■ DO THIS
Using the data below, copy every line that contains the word "JSON".

■ MATERIAL SHOWN
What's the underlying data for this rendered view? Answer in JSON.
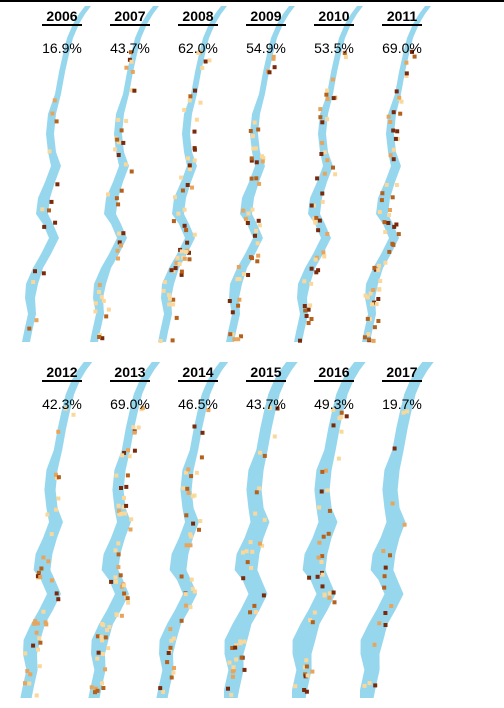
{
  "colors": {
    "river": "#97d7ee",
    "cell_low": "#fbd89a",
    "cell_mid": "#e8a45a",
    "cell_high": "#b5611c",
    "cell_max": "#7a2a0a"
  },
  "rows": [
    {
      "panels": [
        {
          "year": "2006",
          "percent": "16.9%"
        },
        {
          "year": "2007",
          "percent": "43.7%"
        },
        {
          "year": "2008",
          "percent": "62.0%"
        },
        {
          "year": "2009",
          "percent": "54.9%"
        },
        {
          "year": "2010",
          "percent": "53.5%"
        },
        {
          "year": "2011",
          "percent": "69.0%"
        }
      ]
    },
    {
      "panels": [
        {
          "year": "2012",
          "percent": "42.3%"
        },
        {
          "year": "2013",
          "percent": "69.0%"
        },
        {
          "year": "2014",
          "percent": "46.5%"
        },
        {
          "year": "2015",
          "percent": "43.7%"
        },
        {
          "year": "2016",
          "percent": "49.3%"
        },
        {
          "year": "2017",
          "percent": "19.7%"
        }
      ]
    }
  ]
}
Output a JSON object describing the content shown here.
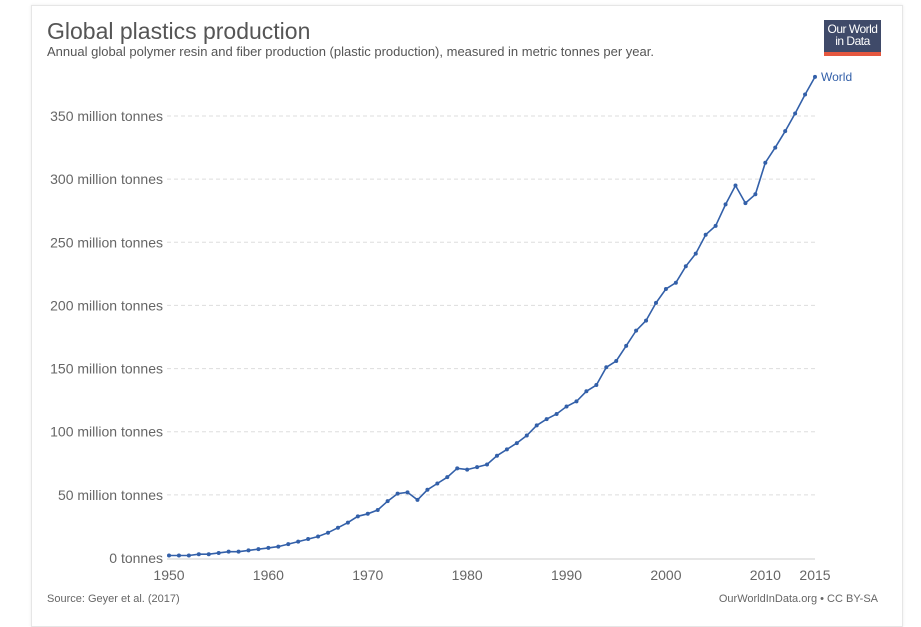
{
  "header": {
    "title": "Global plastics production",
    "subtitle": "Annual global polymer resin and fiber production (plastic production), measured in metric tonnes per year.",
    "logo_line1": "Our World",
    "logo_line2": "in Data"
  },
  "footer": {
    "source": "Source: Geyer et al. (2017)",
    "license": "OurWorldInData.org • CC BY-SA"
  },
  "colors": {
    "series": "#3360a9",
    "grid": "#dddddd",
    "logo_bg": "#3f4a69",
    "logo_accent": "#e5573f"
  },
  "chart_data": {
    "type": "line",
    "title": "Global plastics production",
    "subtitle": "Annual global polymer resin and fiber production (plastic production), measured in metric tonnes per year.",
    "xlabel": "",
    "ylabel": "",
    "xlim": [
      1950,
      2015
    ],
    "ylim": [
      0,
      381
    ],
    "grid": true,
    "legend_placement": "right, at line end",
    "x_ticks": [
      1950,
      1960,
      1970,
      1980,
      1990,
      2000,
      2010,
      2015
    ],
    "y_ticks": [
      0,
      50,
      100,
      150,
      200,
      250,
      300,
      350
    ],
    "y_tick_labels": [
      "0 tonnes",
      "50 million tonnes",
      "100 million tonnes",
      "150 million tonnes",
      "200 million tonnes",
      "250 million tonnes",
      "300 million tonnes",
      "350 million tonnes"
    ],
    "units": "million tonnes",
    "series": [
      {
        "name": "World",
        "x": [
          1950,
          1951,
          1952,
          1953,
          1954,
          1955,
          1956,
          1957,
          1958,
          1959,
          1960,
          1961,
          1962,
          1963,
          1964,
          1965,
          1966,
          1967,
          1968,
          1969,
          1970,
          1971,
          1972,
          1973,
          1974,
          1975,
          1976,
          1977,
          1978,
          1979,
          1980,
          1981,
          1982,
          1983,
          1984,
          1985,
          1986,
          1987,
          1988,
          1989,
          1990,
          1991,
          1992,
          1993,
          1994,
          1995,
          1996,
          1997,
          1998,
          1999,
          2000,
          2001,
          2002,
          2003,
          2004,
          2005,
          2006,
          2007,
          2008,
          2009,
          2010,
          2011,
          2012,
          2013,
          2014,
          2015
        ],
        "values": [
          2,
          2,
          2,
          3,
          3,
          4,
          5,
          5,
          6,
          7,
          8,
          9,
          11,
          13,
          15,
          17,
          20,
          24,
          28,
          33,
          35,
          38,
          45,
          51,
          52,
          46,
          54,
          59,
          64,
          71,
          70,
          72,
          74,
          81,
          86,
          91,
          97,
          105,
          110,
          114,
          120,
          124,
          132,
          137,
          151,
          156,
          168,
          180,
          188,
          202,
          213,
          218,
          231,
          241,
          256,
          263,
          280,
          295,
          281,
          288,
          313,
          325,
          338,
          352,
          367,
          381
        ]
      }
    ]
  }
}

■ FULL OUTPUT
What's the underlying data for this rendered view? Answer in JSON.
Output a JSON object describing the content shown here.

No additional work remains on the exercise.